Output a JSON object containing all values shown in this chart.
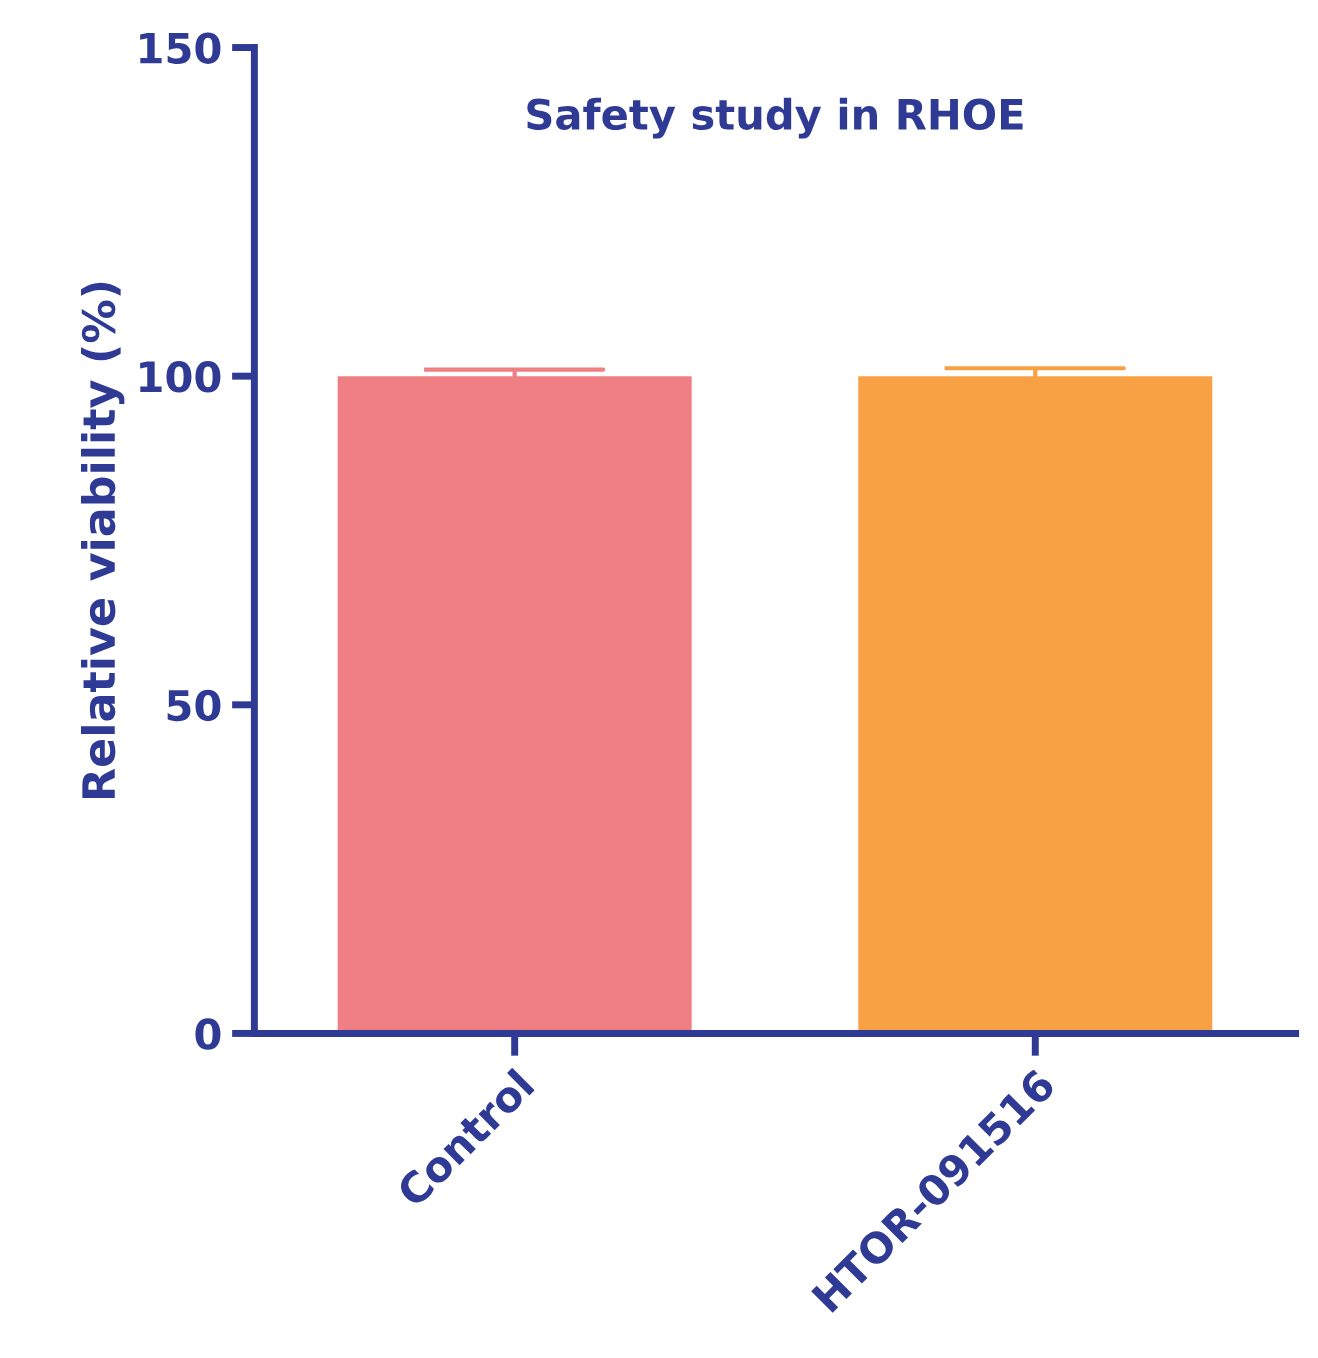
{
  "chart_data": {
    "type": "bar",
    "title": "Safety study in RHOE",
    "ylabel": "Relative viability (%)",
    "categories": [
      "Control",
      "HTOR-091516"
    ],
    "values": [
      100,
      100
    ],
    "colors": [
      "#f07f83",
      "#f7a044"
    ],
    "errors": [
      1.0,
      1.2
    ],
    "ylim": [
      0,
      150
    ],
    "yticks": [
      0,
      50,
      100,
      150
    ],
    "grid": false,
    "legend": false
  }
}
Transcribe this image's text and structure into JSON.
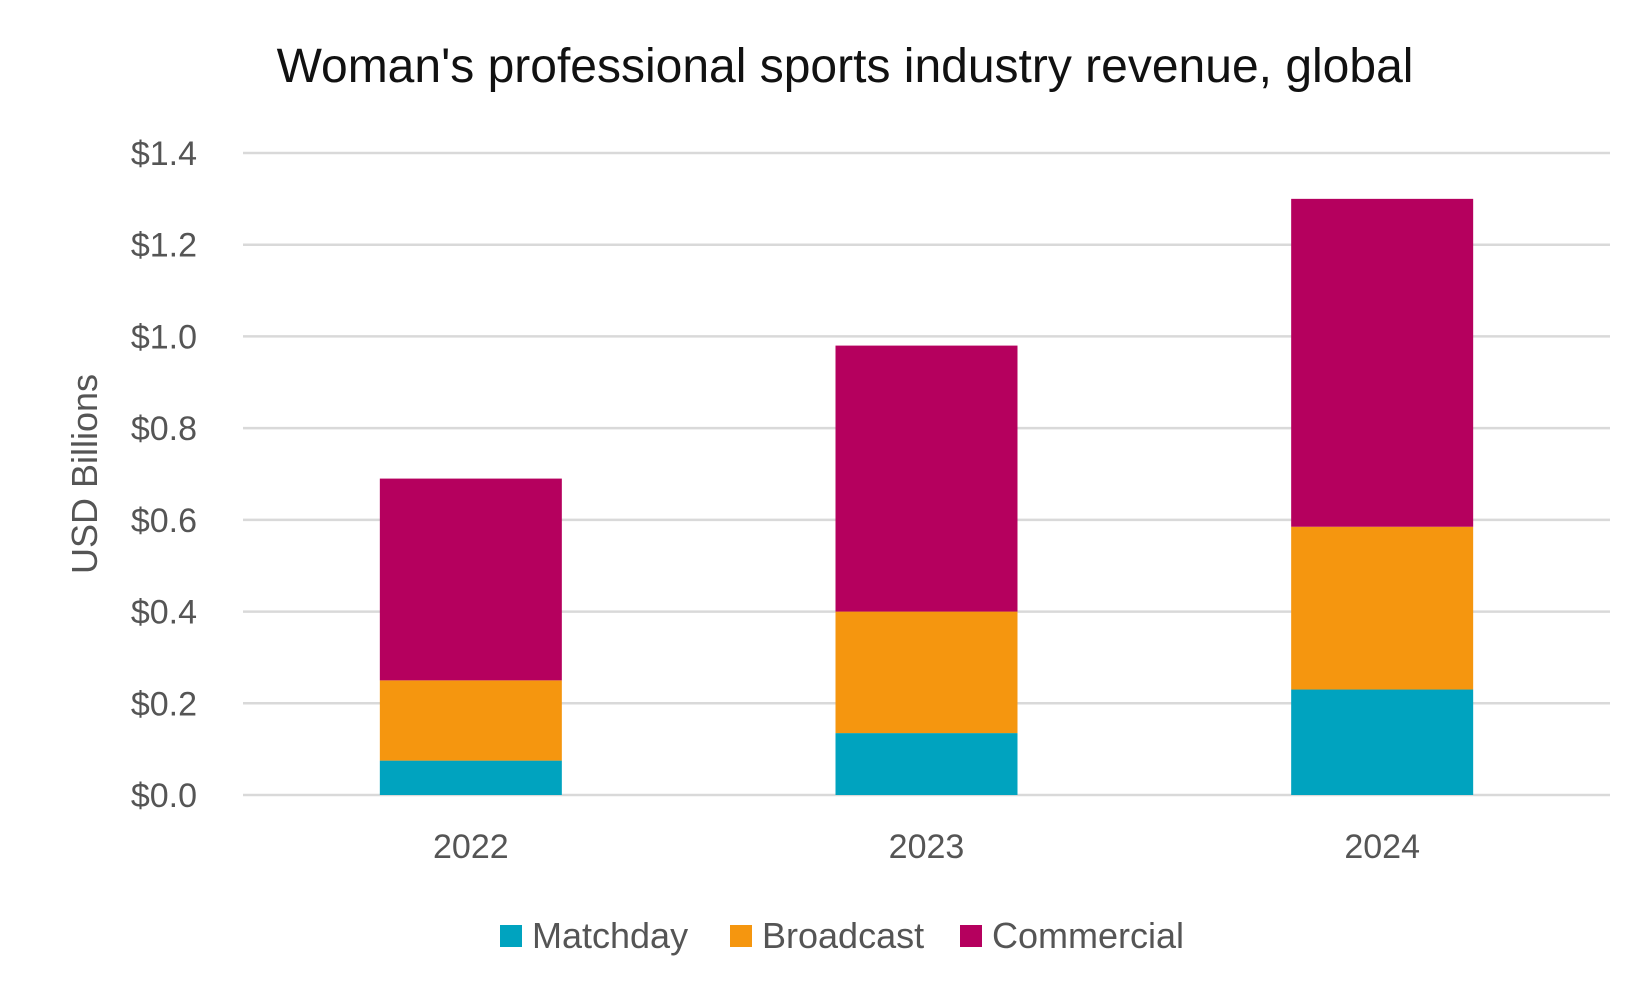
{
  "chart_data": {
    "type": "bar",
    "stacked": true,
    "title": "Woman's professional sports industry revenue, global",
    "xlabel": "",
    "ylabel": "USD Billions",
    "ylim": [
      0,
      1.4
    ],
    "y_ticks": [
      0,
      0.2,
      0.4,
      0.6,
      0.8,
      1.0,
      1.2,
      1.4
    ],
    "y_tick_labels": [
      "$0.0",
      "$0.2",
      "$0.4",
      "$0.6",
      "$0.8",
      "$1.0",
      "$1.2",
      "$1.4"
    ],
    "grid": true,
    "legend_position": "bottom",
    "categories": [
      "2022",
      "2023",
      "2024"
    ],
    "series": [
      {
        "name": "Matchday",
        "color": "#00a3bf",
        "values": [
          0.075,
          0.135,
          0.23
        ]
      },
      {
        "name": "Broadcast",
        "color": "#f5960f",
        "values": [
          0.175,
          0.265,
          0.355
        ]
      },
      {
        "name": "Commercial",
        "color": "#b5005e",
        "values": [
          0.44,
          0.58,
          0.715
        ]
      }
    ]
  }
}
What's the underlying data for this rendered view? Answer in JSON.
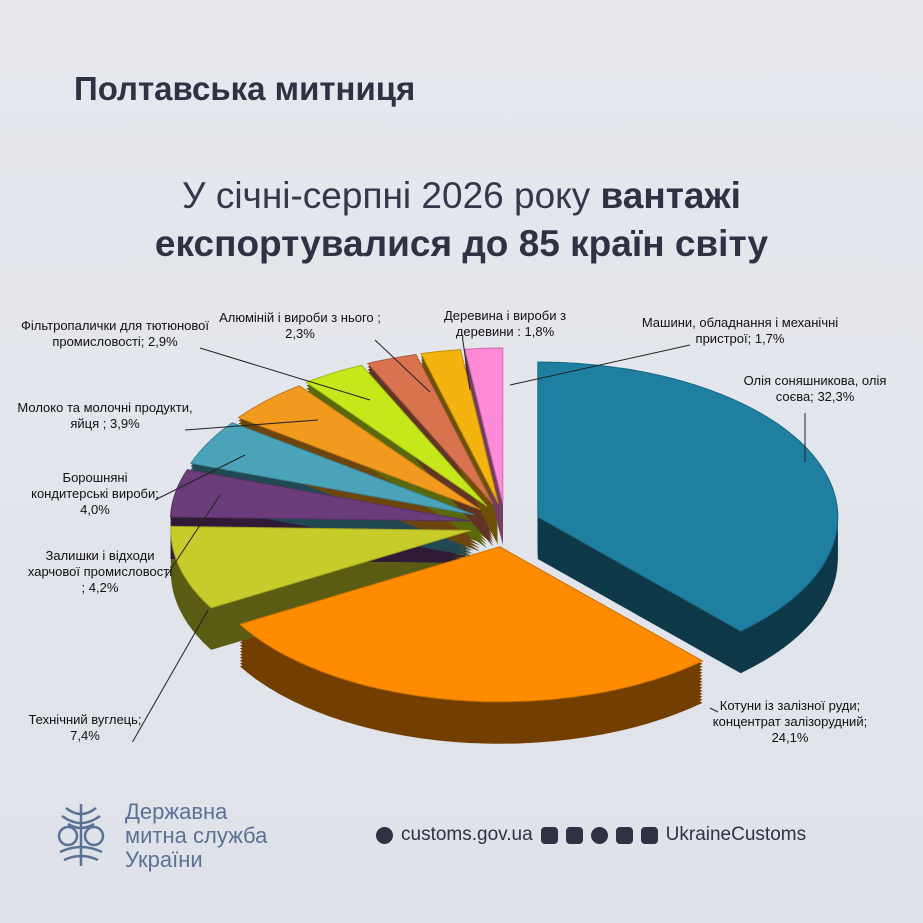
{
  "header": {
    "org": "Полтавська митниця",
    "title_regular": "У січні-серпні 2026 року",
    "title_bold": "вантажі експортувалися до 85 країн світу"
  },
  "chart_data": {
    "type": "pie",
    "categories": [
      "Олія соняшникова, олія соєва;",
      "Котуни із залізної руди; концентрат залізорудний;",
      "Технічний вуглець;",
      "Залишки і відходи харчової промисловості ;",
      "Борошняні кондитерські вироби;",
      "Молоко та молочні продукти, яйця ;",
      "Фільтропалички для тютюнової промисловості;",
      "Алюміній і вироби з нього ;",
      "Деревина і вироби з деревини :",
      "Машини, обладнання і механічні пристрої;"
    ],
    "values": [
      32.3,
      24.1,
      7.4,
      4.2,
      4.0,
      3.9,
      2.9,
      2.3,
      1.8,
      1.7
    ],
    "value_labels": [
      "32,3%",
      "24,1%",
      "7,4%",
      "4,2%",
      "4,0%",
      "3,9%",
      "2,9%",
      "2,3%",
      "1,8%",
      "1,7%"
    ],
    "colors": [
      "#1f7fa0",
      "#ff8c00",
      "#c8cc2a",
      "#6a3d7a",
      "#4aa3b8",
      "#f29a1e",
      "#c6e81a",
      "#d9734f",
      "#f5b30f",
      "#ff8ad8"
    ]
  },
  "footer": {
    "service": "Державна митна служба України",
    "site": "customs.gov.ua",
    "handle": "UkraineCustoms"
  }
}
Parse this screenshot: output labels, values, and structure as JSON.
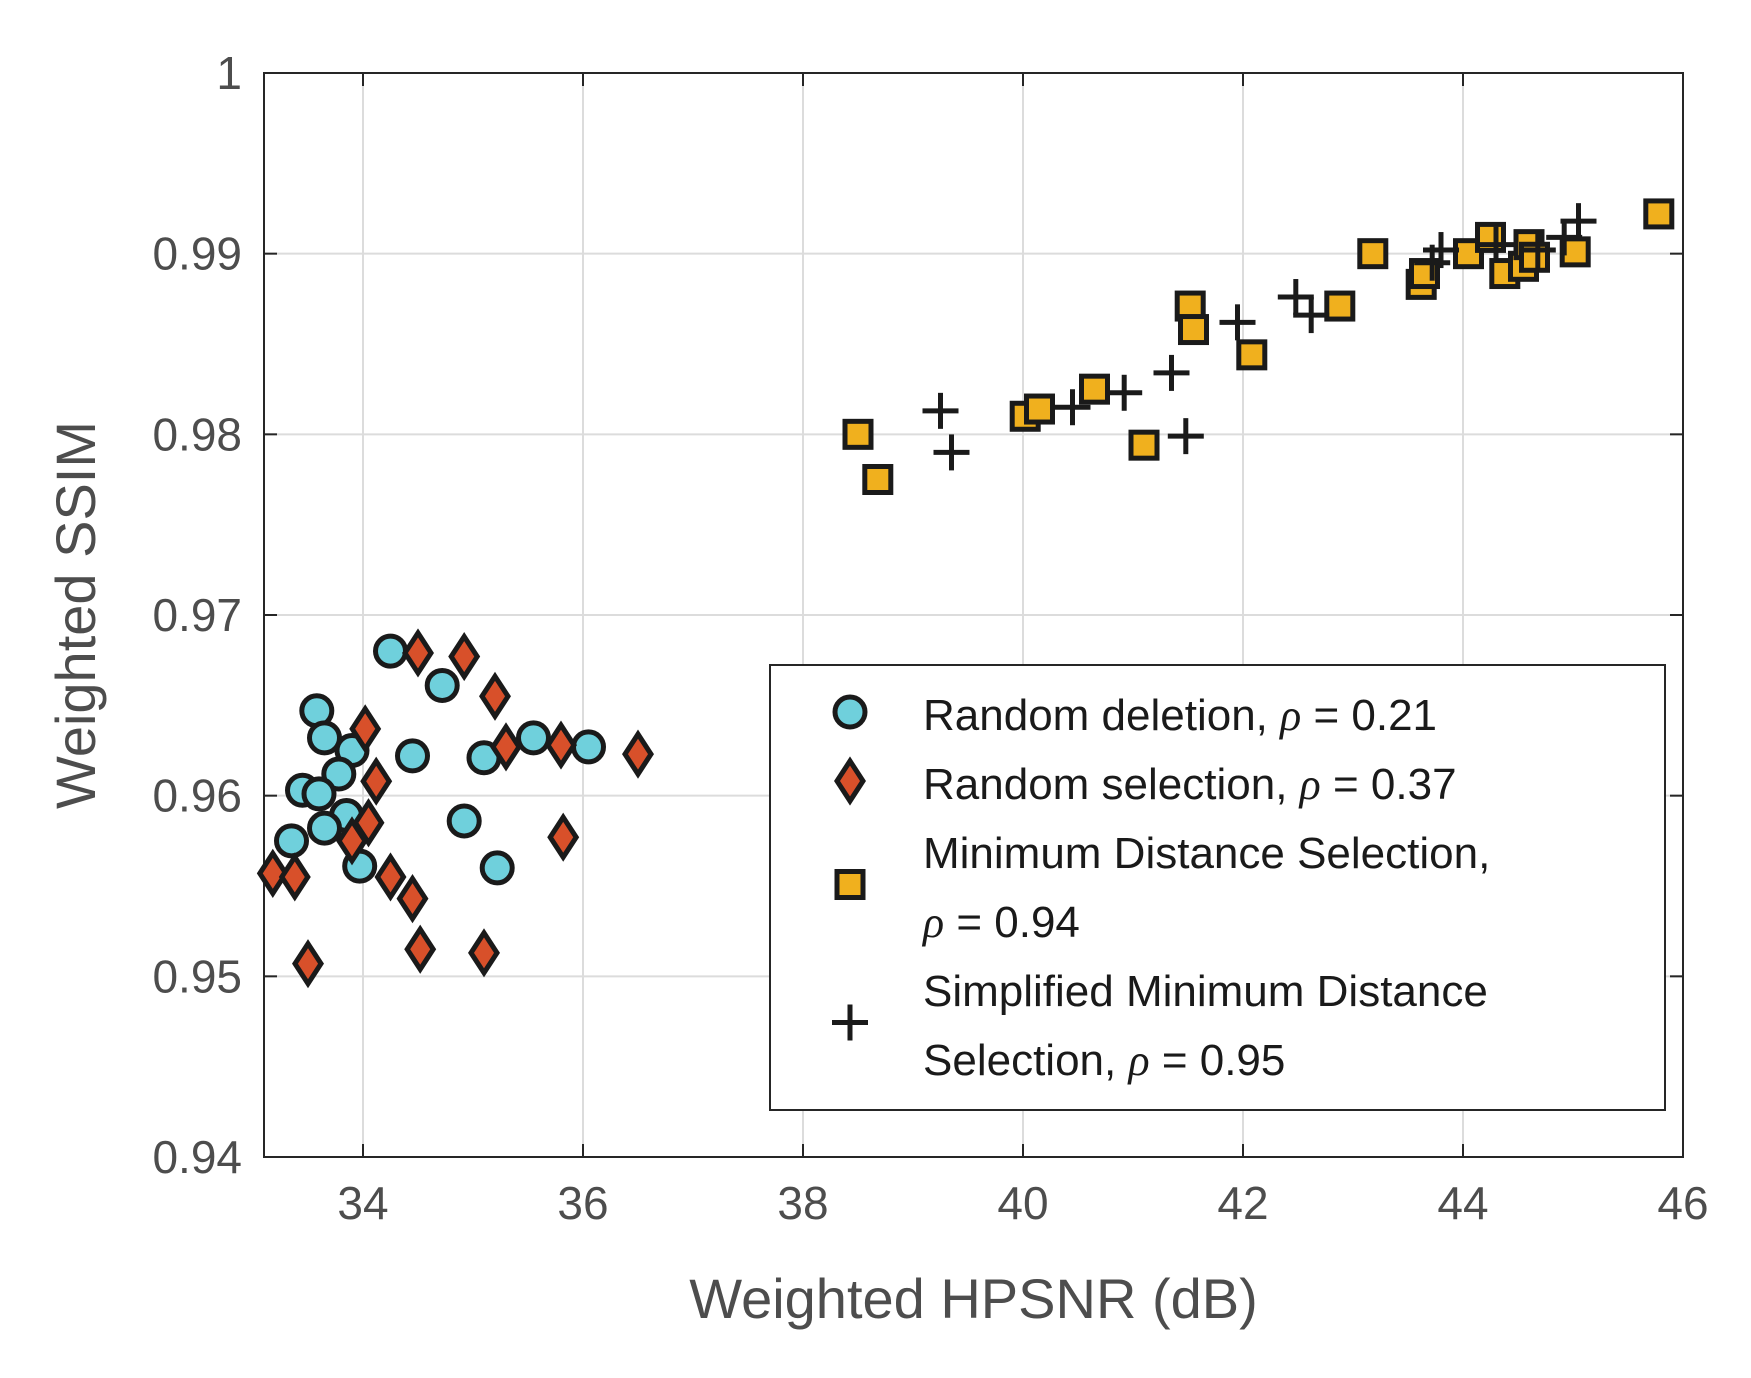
{
  "chart_data": {
    "type": "scatter",
    "xlabel": "Weighted HPSNR (dB)",
    "ylabel": "Weighted SSIM",
    "xlim": [
      33.1,
      46
    ],
    "ylim": [
      0.94,
      1
    ],
    "xticks": [
      34,
      36,
      38,
      40,
      42,
      44,
      46
    ],
    "yticks": [
      0.94,
      0.95,
      0.96,
      0.97,
      0.98,
      0.99,
      1
    ],
    "xtick_labels": [
      "34",
      "36",
      "38",
      "40",
      "42",
      "44",
      "46"
    ],
    "ytick_labels": [
      "0.94",
      "0.95",
      "0.96",
      "0.97",
      "0.98",
      "0.99",
      "1"
    ],
    "grid": true,
    "legend_position": "lower-right",
    "series": [
      {
        "name_lines": [
          [
            "Random deletion, ",
            "ρ",
            " = 0.21"
          ]
        ],
        "marker": "circle",
        "color": "#6fd0dc",
        "points": [
          [
            34.25,
            0.968
          ],
          [
            34.72,
            0.9661
          ],
          [
            33.58,
            0.9647
          ],
          [
            33.65,
            0.9632
          ],
          [
            33.9,
            0.9625
          ],
          [
            34.45,
            0.9622
          ],
          [
            35.1,
            0.9621
          ],
          [
            35.55,
            0.9632
          ],
          [
            36.05,
            0.9627
          ],
          [
            33.78,
            0.9612
          ],
          [
            33.45,
            0.9603
          ],
          [
            33.6,
            0.9601
          ],
          [
            33.85,
            0.9589
          ],
          [
            34.92,
            0.9586
          ],
          [
            33.65,
            0.9582
          ],
          [
            33.35,
            0.9575
          ],
          [
            33.97,
            0.9561
          ],
          [
            35.22,
            0.956
          ]
        ]
      },
      {
        "name_lines": [
          [
            "Random selection, ",
            "ρ",
            " = 0.37"
          ]
        ],
        "marker": "diamond",
        "color": "#d8502a",
        "points": [
          [
            34.5,
            0.9679
          ],
          [
            34.92,
            0.9677
          ],
          [
            35.2,
            0.9655
          ],
          [
            34.02,
            0.9637
          ],
          [
            35.3,
            0.9627
          ],
          [
            35.8,
            0.9628
          ],
          [
            36.5,
            0.9623
          ],
          [
            34.12,
            0.9608
          ],
          [
            34.05,
            0.9585
          ],
          [
            33.9,
            0.9575
          ],
          [
            35.82,
            0.9577
          ],
          [
            33.18,
            0.9557
          ],
          [
            33.38,
            0.9555
          ],
          [
            34.25,
            0.9555
          ],
          [
            34.45,
            0.9543
          ],
          [
            34.52,
            0.9515
          ],
          [
            35.1,
            0.9513
          ],
          [
            33.5,
            0.9507
          ]
        ]
      },
      {
        "name_lines": [
          [
            "Minimum Distance Selection,"
          ],
          [
            "ρ",
            " = 0.94"
          ]
        ],
        "marker": "square",
        "color": "#f0b01e",
        "points": [
          [
            38.5,
            0.98
          ],
          [
            38.68,
            0.9775
          ],
          [
            40.02,
            0.981
          ],
          [
            40.15,
            0.9814
          ],
          [
            40.65,
            0.9825
          ],
          [
            41.1,
            0.9794
          ],
          [
            41.52,
            0.9871
          ],
          [
            41.55,
            0.9858
          ],
          [
            42.08,
            0.9844
          ],
          [
            42.88,
            0.9871
          ],
          [
            43.18,
            0.99
          ],
          [
            43.62,
            0.9883
          ],
          [
            43.65,
            0.9889
          ],
          [
            44.05,
            0.99
          ],
          [
            44.25,
            0.9909
          ],
          [
            44.38,
            0.9889
          ],
          [
            44.55,
            0.9893
          ],
          [
            44.6,
            0.9905
          ],
          [
            44.65,
            0.9898
          ],
          [
            45.02,
            0.9901
          ],
          [
            45.78,
            0.9922
          ]
        ]
      },
      {
        "name_lines": [
          [
            "Simplified Minimum Distance"
          ],
          [
            "Selection, ",
            "ρ",
            " = 0.95"
          ]
        ],
        "marker": "plus",
        "color": "#1a1a1a",
        "points": [
          [
            39.25,
            0.9813
          ],
          [
            39.35,
            0.979
          ],
          [
            40.45,
            0.9815
          ],
          [
            40.92,
            0.9823
          ],
          [
            41.35,
            0.9834
          ],
          [
            41.48,
            0.9799
          ],
          [
            41.95,
            0.9862
          ],
          [
            42.48,
            0.9876
          ],
          [
            42.62,
            0.9866
          ],
          [
            43.72,
            0.9895
          ],
          [
            43.8,
            0.9902
          ],
          [
            44.3,
            0.9905
          ],
          [
            44.68,
            0.9902
          ],
          [
            45.05,
            0.9918
          ],
          [
            44.92,
            0.9909
          ]
        ]
      }
    ]
  }
}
◆ ◆ ◆
◆ **WHAT YOU NEED TO DO**:
Gather each line in the data that holds the string "JSON".

◆ **COMPLETED EXERCISE**:
Output a JSON object containing all values shown in this chart.
Transcribe this image's text and structure into JSON.
What's the underlying data for this rendered view? Answer in JSON.
Parse this screenshot: output labels, values, and structure as JSON.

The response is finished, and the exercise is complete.